**Your task**
Pick out each line of the records that includes the string "conmutados", and copy it.

Figure record extracts:
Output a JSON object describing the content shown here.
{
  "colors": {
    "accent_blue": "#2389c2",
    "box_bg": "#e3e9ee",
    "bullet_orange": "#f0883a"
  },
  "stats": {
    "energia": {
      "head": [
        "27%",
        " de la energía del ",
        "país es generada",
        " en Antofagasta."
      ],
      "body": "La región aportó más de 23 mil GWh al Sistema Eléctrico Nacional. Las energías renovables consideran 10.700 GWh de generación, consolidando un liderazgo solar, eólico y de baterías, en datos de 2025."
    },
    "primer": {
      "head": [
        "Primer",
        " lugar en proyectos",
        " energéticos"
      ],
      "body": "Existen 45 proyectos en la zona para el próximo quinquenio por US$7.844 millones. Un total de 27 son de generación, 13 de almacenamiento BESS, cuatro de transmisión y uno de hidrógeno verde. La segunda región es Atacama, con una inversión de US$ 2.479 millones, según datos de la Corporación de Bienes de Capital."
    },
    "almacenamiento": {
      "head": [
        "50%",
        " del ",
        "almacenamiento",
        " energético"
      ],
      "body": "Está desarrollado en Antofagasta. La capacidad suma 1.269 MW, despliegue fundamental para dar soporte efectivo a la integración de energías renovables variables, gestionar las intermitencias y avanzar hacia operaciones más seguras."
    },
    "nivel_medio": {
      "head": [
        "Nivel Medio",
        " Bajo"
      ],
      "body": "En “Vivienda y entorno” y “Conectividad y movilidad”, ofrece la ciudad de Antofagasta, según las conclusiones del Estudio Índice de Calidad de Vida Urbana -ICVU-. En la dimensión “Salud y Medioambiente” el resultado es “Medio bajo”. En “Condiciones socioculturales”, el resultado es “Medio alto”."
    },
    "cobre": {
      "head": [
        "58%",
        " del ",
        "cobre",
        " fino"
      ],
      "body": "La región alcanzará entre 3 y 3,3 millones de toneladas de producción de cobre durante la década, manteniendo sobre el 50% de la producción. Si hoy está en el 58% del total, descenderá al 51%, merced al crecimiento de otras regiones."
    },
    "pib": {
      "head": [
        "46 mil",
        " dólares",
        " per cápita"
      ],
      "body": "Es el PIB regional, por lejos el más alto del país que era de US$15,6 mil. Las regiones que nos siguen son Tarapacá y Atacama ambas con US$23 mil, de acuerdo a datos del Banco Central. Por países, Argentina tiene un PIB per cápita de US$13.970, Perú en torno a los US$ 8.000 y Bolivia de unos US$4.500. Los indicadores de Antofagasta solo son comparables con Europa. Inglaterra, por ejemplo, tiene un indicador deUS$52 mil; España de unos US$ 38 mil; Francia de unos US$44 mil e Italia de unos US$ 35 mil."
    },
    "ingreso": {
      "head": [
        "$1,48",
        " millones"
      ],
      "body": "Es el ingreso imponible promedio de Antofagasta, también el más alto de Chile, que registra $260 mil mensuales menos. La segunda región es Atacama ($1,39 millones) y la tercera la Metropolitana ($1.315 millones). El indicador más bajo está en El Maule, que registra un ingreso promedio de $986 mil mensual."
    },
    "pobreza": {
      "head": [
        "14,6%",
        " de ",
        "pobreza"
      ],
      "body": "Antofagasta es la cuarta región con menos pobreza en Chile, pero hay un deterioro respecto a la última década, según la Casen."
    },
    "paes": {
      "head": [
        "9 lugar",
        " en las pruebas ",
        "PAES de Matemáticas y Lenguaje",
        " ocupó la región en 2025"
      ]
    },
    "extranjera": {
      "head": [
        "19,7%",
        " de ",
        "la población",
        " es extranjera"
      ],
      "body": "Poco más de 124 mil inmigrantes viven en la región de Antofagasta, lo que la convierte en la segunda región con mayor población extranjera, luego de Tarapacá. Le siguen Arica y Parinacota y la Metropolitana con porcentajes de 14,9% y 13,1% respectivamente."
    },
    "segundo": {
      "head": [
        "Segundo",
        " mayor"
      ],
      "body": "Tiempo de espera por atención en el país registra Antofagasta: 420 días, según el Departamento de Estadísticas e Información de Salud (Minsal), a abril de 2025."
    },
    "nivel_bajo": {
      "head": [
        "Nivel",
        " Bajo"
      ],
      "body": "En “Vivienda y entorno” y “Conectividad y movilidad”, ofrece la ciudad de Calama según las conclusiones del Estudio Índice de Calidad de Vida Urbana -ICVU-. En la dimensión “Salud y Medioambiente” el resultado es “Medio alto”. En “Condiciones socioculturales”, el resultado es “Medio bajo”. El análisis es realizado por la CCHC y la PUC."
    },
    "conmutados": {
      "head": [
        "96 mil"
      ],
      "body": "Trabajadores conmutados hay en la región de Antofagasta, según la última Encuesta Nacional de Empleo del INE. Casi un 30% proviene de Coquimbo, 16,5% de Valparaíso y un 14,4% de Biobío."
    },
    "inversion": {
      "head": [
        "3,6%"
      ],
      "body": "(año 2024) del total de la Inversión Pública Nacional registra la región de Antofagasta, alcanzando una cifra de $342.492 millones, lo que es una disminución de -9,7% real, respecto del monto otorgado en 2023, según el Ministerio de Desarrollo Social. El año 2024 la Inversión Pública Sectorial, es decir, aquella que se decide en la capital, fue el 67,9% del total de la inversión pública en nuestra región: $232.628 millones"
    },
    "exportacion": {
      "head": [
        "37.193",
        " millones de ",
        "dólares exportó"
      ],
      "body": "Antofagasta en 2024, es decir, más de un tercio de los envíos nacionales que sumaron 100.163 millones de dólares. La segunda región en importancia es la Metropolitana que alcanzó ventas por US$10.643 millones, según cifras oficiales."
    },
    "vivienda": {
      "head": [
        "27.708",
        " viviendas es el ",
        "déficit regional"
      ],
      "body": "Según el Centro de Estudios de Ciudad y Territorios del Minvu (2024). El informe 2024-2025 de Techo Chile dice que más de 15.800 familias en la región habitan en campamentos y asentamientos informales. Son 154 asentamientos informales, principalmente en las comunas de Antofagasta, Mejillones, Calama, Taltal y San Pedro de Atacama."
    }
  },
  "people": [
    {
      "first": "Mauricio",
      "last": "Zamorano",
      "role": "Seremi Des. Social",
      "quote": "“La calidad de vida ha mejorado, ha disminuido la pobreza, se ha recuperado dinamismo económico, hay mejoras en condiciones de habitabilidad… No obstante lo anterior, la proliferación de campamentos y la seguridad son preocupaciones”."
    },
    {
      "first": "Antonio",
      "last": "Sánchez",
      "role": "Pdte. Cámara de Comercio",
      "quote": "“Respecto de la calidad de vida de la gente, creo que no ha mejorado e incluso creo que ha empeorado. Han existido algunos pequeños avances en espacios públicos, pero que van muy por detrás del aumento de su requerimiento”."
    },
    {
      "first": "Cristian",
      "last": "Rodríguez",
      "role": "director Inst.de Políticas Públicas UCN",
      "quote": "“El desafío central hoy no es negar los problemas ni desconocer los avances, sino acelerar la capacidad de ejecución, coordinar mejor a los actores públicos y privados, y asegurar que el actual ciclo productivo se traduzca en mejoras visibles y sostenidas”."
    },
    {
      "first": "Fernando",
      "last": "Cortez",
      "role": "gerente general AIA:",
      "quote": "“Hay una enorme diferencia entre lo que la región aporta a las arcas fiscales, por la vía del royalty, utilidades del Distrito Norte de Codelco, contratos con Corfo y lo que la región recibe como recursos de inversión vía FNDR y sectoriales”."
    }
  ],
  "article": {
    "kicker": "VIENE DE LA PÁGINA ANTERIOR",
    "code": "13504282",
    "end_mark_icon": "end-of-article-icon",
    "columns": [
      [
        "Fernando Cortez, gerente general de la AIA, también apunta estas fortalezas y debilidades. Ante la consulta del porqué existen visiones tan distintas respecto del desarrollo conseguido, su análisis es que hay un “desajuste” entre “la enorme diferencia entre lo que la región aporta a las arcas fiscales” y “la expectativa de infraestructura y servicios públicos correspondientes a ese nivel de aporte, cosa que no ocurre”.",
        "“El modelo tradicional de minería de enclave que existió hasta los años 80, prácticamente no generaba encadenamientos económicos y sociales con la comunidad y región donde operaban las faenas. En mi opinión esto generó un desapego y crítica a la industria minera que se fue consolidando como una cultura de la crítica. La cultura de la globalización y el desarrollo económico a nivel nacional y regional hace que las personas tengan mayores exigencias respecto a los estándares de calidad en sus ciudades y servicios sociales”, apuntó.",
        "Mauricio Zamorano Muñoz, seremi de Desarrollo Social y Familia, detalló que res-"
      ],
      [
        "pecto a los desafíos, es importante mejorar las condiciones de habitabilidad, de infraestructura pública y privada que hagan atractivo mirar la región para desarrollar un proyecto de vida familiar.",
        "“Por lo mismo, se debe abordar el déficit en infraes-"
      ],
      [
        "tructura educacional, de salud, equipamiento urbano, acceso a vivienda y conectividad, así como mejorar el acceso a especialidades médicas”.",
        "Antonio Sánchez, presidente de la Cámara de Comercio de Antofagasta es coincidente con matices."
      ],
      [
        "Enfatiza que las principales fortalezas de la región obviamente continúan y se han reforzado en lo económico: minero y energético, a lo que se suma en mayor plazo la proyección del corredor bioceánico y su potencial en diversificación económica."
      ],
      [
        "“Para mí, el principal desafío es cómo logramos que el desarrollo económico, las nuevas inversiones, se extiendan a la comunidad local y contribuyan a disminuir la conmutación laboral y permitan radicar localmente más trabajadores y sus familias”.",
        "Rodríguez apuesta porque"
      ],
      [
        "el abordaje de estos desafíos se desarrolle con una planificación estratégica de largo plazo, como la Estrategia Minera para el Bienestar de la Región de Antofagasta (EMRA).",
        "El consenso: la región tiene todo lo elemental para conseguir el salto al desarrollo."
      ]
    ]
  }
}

**Written solution**
    "conmutados": {
      "body": "Trabajadores conmutados hay en la región de Antofagasta, según la última Encuesta Nacional de Empleo del INE. Casi un 30% proviene de Coquimbo, 16,5% de Valparaíso y un 14,4% de Biobío."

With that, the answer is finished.